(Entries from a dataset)
::::

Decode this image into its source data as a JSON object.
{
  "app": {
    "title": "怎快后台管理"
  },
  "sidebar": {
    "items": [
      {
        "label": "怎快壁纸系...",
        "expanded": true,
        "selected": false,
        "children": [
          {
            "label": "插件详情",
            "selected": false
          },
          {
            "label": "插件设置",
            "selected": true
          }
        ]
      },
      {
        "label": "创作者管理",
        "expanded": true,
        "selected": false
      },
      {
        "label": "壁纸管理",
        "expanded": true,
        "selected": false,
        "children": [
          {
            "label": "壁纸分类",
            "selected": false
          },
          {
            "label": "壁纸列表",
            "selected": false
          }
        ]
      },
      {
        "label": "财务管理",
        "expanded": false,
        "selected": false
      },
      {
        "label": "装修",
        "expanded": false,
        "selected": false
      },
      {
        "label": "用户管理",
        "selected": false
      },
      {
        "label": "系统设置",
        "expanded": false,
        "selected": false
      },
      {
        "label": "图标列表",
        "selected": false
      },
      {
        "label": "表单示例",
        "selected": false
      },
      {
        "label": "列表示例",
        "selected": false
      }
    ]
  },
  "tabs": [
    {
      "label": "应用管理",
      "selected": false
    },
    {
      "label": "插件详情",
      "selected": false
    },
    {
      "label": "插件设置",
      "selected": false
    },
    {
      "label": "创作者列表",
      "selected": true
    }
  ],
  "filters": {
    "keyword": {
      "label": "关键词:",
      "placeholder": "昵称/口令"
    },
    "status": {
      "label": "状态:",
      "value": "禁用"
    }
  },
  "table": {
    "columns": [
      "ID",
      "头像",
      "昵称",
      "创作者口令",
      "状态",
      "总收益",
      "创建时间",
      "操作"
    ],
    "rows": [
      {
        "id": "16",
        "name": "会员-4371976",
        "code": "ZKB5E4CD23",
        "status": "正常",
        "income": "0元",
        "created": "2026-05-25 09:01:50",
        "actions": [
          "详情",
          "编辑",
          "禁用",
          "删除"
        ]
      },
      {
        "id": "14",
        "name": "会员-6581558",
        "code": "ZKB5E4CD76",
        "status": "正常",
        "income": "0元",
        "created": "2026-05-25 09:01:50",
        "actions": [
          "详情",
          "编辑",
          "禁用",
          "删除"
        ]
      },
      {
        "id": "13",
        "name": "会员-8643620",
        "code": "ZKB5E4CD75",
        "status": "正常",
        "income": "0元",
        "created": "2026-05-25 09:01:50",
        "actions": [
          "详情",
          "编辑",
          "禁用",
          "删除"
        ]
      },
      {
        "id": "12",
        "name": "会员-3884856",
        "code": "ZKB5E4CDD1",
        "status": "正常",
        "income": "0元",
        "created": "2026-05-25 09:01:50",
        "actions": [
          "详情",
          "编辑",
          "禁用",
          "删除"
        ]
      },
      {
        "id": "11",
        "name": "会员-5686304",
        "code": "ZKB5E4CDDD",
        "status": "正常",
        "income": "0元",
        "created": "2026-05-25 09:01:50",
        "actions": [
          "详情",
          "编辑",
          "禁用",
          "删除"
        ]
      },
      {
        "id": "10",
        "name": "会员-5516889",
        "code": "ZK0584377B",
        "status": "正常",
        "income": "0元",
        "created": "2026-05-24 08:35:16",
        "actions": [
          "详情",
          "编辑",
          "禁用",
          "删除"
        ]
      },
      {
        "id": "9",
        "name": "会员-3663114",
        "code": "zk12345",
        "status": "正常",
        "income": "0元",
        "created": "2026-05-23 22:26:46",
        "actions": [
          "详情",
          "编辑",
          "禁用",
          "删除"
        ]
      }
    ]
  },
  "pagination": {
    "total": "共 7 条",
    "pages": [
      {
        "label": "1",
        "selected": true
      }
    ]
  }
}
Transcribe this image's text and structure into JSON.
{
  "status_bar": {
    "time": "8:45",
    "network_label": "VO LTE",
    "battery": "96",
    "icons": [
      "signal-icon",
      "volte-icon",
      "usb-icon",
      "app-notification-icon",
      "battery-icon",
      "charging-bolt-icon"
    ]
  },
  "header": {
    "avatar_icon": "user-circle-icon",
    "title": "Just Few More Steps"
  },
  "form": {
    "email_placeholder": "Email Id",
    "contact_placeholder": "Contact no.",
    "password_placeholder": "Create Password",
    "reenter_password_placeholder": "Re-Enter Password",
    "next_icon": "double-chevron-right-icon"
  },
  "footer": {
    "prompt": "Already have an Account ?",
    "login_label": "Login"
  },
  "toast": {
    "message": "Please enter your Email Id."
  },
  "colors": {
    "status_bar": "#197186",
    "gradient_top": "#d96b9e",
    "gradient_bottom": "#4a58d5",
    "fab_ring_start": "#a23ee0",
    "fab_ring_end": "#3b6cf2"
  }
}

::::

# Task directions
Copy out every line holding the string "JSON".

# Task output
Decode this image into its source data as a JSON object.
Transcribe this image's text and structure into JSON.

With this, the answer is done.